'''
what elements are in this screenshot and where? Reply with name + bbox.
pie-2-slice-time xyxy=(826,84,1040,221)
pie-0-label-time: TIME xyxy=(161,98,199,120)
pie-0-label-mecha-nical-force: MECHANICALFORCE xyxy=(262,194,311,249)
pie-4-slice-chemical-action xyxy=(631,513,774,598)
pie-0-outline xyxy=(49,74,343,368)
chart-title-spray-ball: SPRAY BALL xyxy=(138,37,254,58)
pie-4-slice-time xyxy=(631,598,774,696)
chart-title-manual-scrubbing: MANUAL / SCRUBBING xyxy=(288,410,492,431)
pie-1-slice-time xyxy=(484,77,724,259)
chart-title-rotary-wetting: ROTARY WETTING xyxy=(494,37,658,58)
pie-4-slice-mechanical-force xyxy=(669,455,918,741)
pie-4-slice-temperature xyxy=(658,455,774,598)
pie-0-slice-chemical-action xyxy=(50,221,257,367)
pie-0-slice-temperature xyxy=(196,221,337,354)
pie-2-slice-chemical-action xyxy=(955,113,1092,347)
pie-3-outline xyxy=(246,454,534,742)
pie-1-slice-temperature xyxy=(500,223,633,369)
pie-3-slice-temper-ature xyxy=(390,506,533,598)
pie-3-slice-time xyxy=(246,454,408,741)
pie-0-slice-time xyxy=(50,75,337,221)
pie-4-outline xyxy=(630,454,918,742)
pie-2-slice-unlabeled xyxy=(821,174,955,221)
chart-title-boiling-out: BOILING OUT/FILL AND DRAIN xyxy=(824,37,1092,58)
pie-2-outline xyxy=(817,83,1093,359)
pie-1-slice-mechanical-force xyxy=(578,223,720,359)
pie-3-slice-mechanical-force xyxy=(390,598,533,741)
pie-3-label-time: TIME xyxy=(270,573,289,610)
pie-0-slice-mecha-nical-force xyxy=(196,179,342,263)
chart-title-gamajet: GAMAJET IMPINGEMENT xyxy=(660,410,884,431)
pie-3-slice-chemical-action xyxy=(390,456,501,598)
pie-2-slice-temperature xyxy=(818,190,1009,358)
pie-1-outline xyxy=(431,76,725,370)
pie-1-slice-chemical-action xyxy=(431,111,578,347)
'''
Copy word for word the rows from the first one down to and including the row that contains "pie-4-slice-time xyxy=(631,598,774,696)".

* [RESPONSE TO THE EXERCISE]
what elements are in this screenshot and where? Reply with name + bbox.
pie-2-slice-time xyxy=(826,84,1040,221)
pie-0-label-time: TIME xyxy=(161,98,199,120)
pie-0-label-mecha-nical-force: MECHANICALFORCE xyxy=(262,194,311,249)
pie-4-slice-chemical-action xyxy=(631,513,774,598)
pie-0-outline xyxy=(49,74,343,368)
chart-title-spray-ball: SPRAY BALL xyxy=(138,37,254,58)
pie-4-slice-time xyxy=(631,598,774,696)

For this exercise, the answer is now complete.